▶ Stated exercise: Reproduce the material below with every "status-label" changed to "status-text" and all else unchanged, leaving out the pictures.

▶ Extracted records:

START

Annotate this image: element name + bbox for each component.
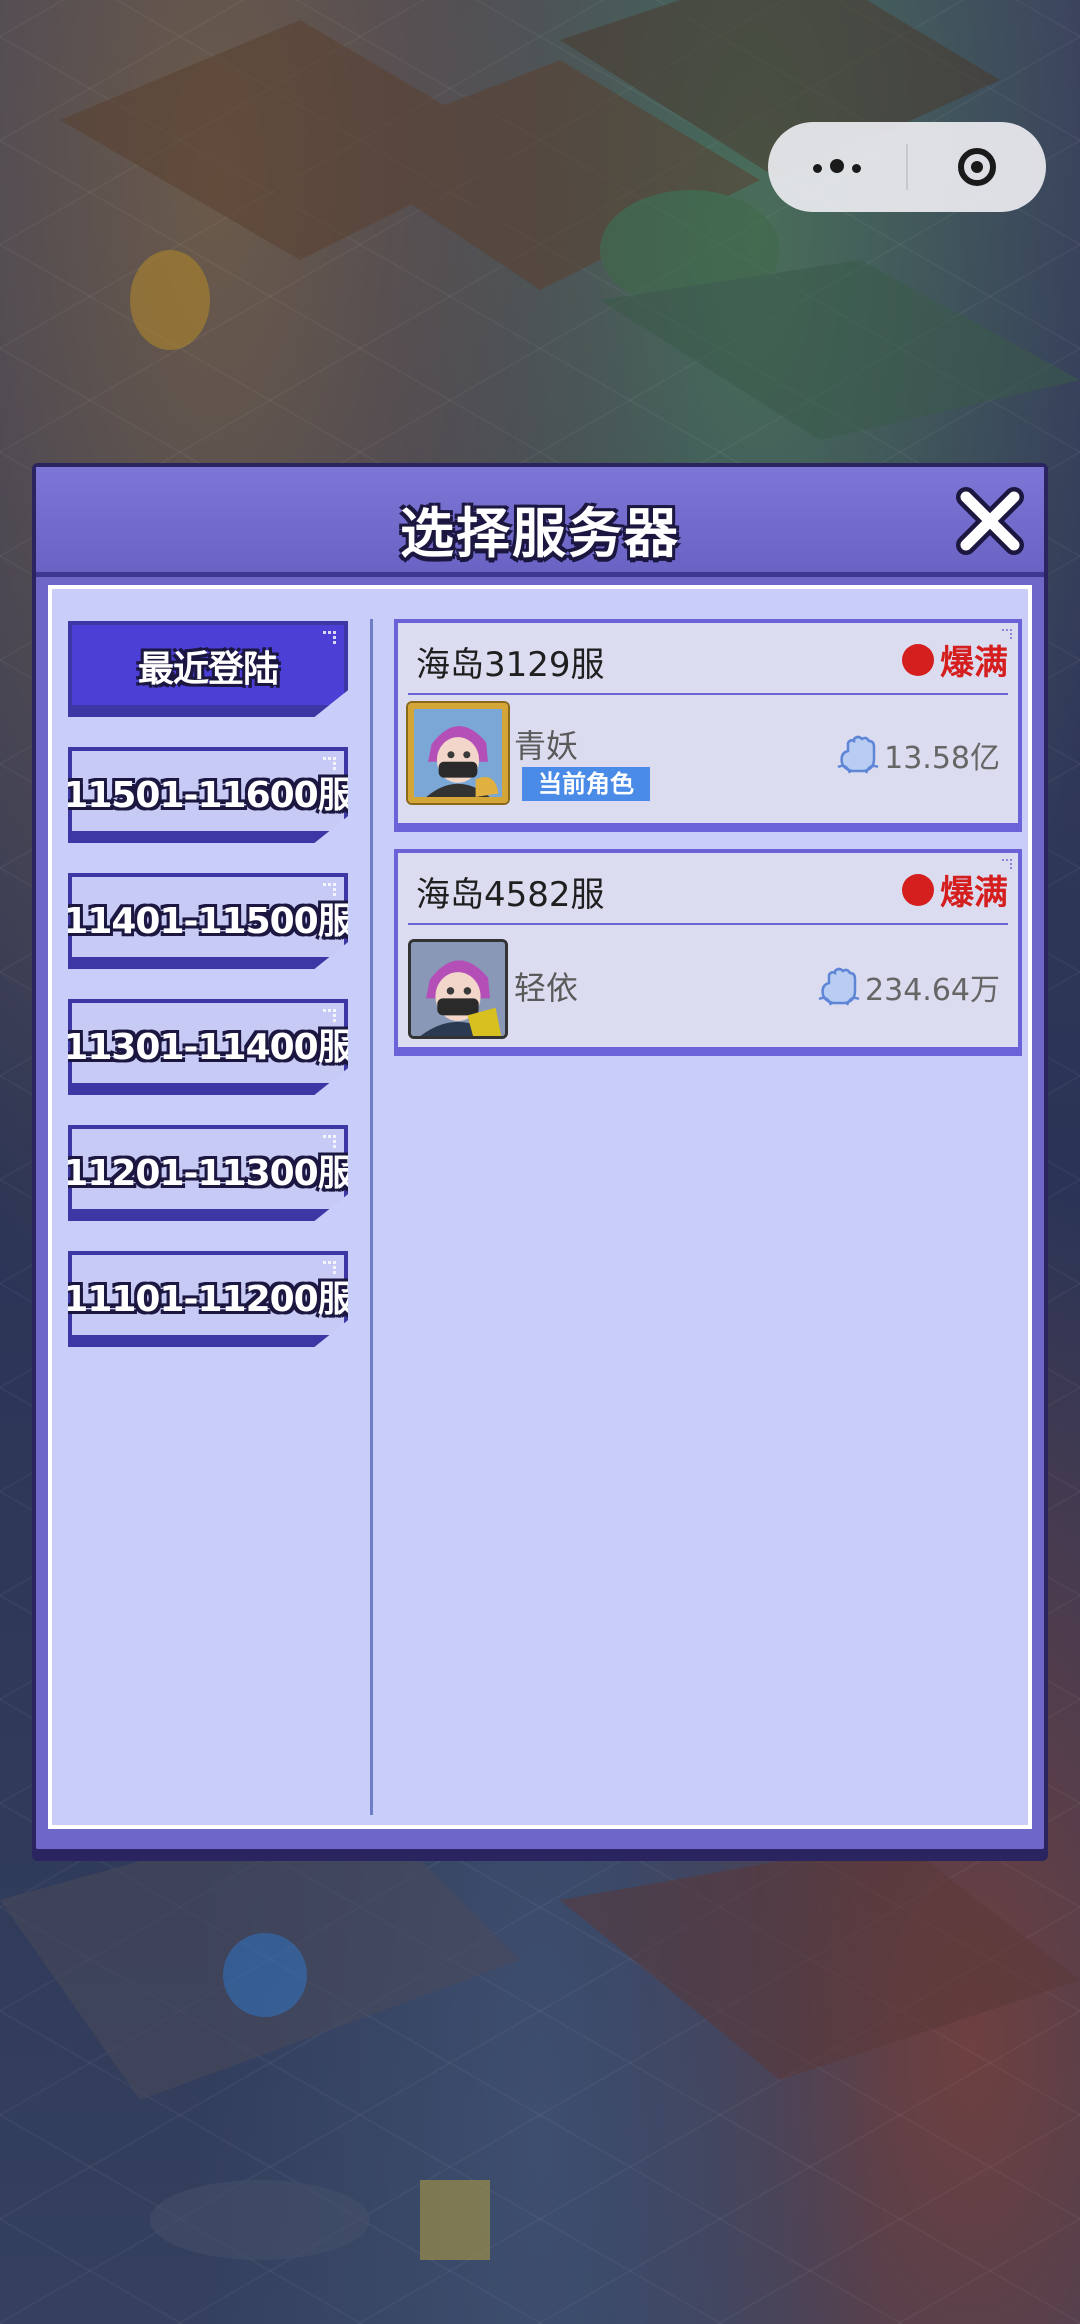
server-list: 海岛3129服 爆满 青妖 当前角色 13.58亿 海岛4582服 爆满 轻依 … <box>394 619 1022 1073</box>
target-icon <box>958 148 996 186</box>
status-dot-icon <box>902 873 934 906</box>
current-role-badge: 当前角色 <box>522 767 650 801</box>
fist-icon <box>837 735 879 774</box>
tab-recent-login[interactable]: 最近登陆 <box>68 621 348 717</box>
server-card-header: 海岛3129服 爆满 <box>408 623 1008 695</box>
server-card-role: 青妖 当前角色 13.58亿 <box>398 695 1018 823</box>
tab-label: 最近登陆 <box>137 649 279 690</box>
role-name: 青妖 <box>514 727 579 765</box>
dialog-body: 最近登陆 11501-11600服 11401-11500服 11301-114… <box>48 585 1032 1829</box>
dialog-title: 选择服务器 <box>400 502 680 565</box>
server-card-header: 海岛4582服 爆满 <box>408 853 1008 925</box>
server-card[interactable]: 海岛3129服 爆满 青妖 当前角色 13.58亿 <box>394 619 1022 827</box>
close-button[interactable] <box>954 485 1026 557</box>
tab-11501-11600[interactable]: 11501-11600服 <box>68 747 348 843</box>
tab-label: 11201-11300服 <box>63 1153 353 1194</box>
power-value: 234.64万 <box>865 973 1000 1008</box>
status-label: 爆满 <box>940 643 1008 683</box>
exit-button[interactable] <box>908 148 1046 186</box>
more-button[interactable] <box>768 122 906 212</box>
tab-corner-dots <box>323 631 336 644</box>
combat-power: 234.64万 <box>817 965 1000 1009</box>
avatar <box>408 703 508 803</box>
role-name: 轻依 <box>514 969 579 1007</box>
combat-power: 13.58亿 <box>836 733 1000 777</box>
more-dots-icon <box>809 158 865 177</box>
dialog-header: 选择服务器 <box>36 467 1044 577</box>
server-select-dialog: 选择服务器 最近登陆 11501-11600服 11401-11500服 113… <box>32 463 1048 1853</box>
server-status: 爆满 <box>902 865 1008 914</box>
server-card-role: 轻依 234.64万 <box>398 925 1018 1047</box>
power-value: 13.58亿 <box>884 741 1000 776</box>
server-range-tabs: 最近登陆 11501-11600服 11401-11500服 11301-114… <box>68 621 348 1377</box>
tab-label: 11301-11400服 <box>63 1027 353 1068</box>
tab-label: 11101-11200服 <box>63 1279 353 1320</box>
tab-label: 11401-11500服 <box>63 901 353 942</box>
tab-label: 11501-11600服 <box>63 775 353 816</box>
tab-11101-11200[interactable]: 11101-11200服 <box>68 1251 348 1347</box>
column-divider <box>370 619 373 1815</box>
server-name: 海岛4582服 <box>416 875 605 915</box>
tab-11401-11500[interactable]: 11401-11500服 <box>68 873 348 969</box>
status-label: 爆满 <box>940 873 1008 913</box>
tab-11301-11400[interactable]: 11301-11400服 <box>68 999 348 1095</box>
close-icon <box>956 487 1024 555</box>
character-portrait-icon <box>411 942 505 1036</box>
status-dot-icon <box>902 643 934 676</box>
fist-icon <box>818 967 860 1006</box>
tab-11201-11300[interactable]: 11201-11300服 <box>68 1125 348 1221</box>
server-status: 爆满 <box>902 635 1008 684</box>
server-name: 海岛3129服 <box>416 645 605 685</box>
character-portrait-icon <box>414 709 502 797</box>
miniprogram-capsule <box>768 122 1046 212</box>
server-card[interactable]: 海岛4582服 爆满 轻依 234.64万 <box>394 849 1022 1051</box>
avatar <box>408 939 508 1039</box>
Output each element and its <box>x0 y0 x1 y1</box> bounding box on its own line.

END

▶ Answer to this problem:
Annotate this image: element name + bbox for each component.
server-list: 海岛3129服 爆满 青妖 当前角色 13.58亿 海岛4582服 爆满 轻依 … <box>394 619 1022 1073</box>
target-icon <box>958 148 996 186</box>
status-dot-icon <box>902 873 934 906</box>
current-role-badge: 当前角色 <box>522 767 650 801</box>
fist-icon <box>837 735 879 774</box>
tab-recent-login[interactable]: 最近登陆 <box>68 621 348 717</box>
server-card-header: 海岛3129服 爆满 <box>408 623 1008 695</box>
server-card-role: 青妖 当前角色 13.58亿 <box>398 695 1018 823</box>
tab-label: 最近登陆 <box>137 649 279 690</box>
role-name: 青妖 <box>514 727 579 765</box>
dialog-body: 最近登陆 11501-11600服 11401-11500服 11301-114… <box>48 585 1032 1829</box>
dialog-title: 选择服务器 <box>400 502 680 565</box>
server-card-header: 海岛4582服 爆满 <box>408 853 1008 925</box>
server-card[interactable]: 海岛3129服 爆满 青妖 当前角色 13.58亿 <box>394 619 1022 827</box>
close-button[interactable] <box>954 485 1026 557</box>
tab-11501-11600[interactable]: 11501-11600服 <box>68 747 348 843</box>
tab-label: 11201-11300服 <box>63 1153 353 1194</box>
power-value: 234.64万 <box>865 973 1000 1008</box>
status-text: 爆满 <box>940 643 1008 683</box>
exit-button[interactable] <box>908 148 1046 186</box>
more-button[interactable] <box>768 122 906 212</box>
tab-corner-dots <box>323 631 336 644</box>
combat-power: 234.64万 <box>817 965 1000 1009</box>
avatar <box>408 703 508 803</box>
role-name: 轻依 <box>514 969 579 1007</box>
combat-power: 13.58亿 <box>836 733 1000 777</box>
more-dots-icon <box>809 158 865 177</box>
dialog-header: 选择服务器 <box>36 467 1044 577</box>
server-select-dialog: 选择服务器 最近登陆 11501-11600服 11401-11500服 113… <box>32 463 1048 1853</box>
server-status: 爆满 <box>902 865 1008 914</box>
server-card-role: 轻依 234.64万 <box>398 925 1018 1047</box>
power-value: 13.58亿 <box>884 741 1000 776</box>
server-range-tabs: 最近登陆 11501-11600服 11401-11500服 11301-114… <box>68 621 348 1377</box>
tab-label: 11301-11400服 <box>63 1027 353 1068</box>
tab-label: 11101-11200服 <box>63 1279 353 1320</box>
tab-label: 11401-11500服 <box>63 901 353 942</box>
tab-label: 11501-11600服 <box>63 775 353 816</box>
tab-11101-11200[interactable]: 11101-11200服 <box>68 1251 348 1347</box>
column-divider <box>370 619 373 1815</box>
server-name: 海岛4582服 <box>416 875 605 915</box>
tab-11401-11500[interactable]: 11401-11500服 <box>68 873 348 969</box>
status-text: 爆满 <box>940 873 1008 913</box>
tab-11301-11400[interactable]: 11301-11400服 <box>68 999 348 1095</box>
close-icon <box>956 487 1024 555</box>
character-portrait-icon <box>411 942 505 1036</box>
status-dot-icon <box>902 643 934 676</box>
fist-icon <box>818 967 860 1006</box>
tab-11201-11300[interactable]: 11201-11300服 <box>68 1125 348 1221</box>
server-status: 爆满 <box>902 635 1008 684</box>
server-name: 海岛3129服 <box>416 645 605 685</box>
character-portrait-icon <box>414 709 502 797</box>
miniprogram-capsule <box>768 122 1046 212</box>
server-card[interactable]: 海岛4582服 爆满 轻依 234.64万 <box>394 849 1022 1051</box>
avatar <box>408 939 508 1039</box>
Output each element and its <box>x0 y0 x1 y1</box> bounding box on its own line.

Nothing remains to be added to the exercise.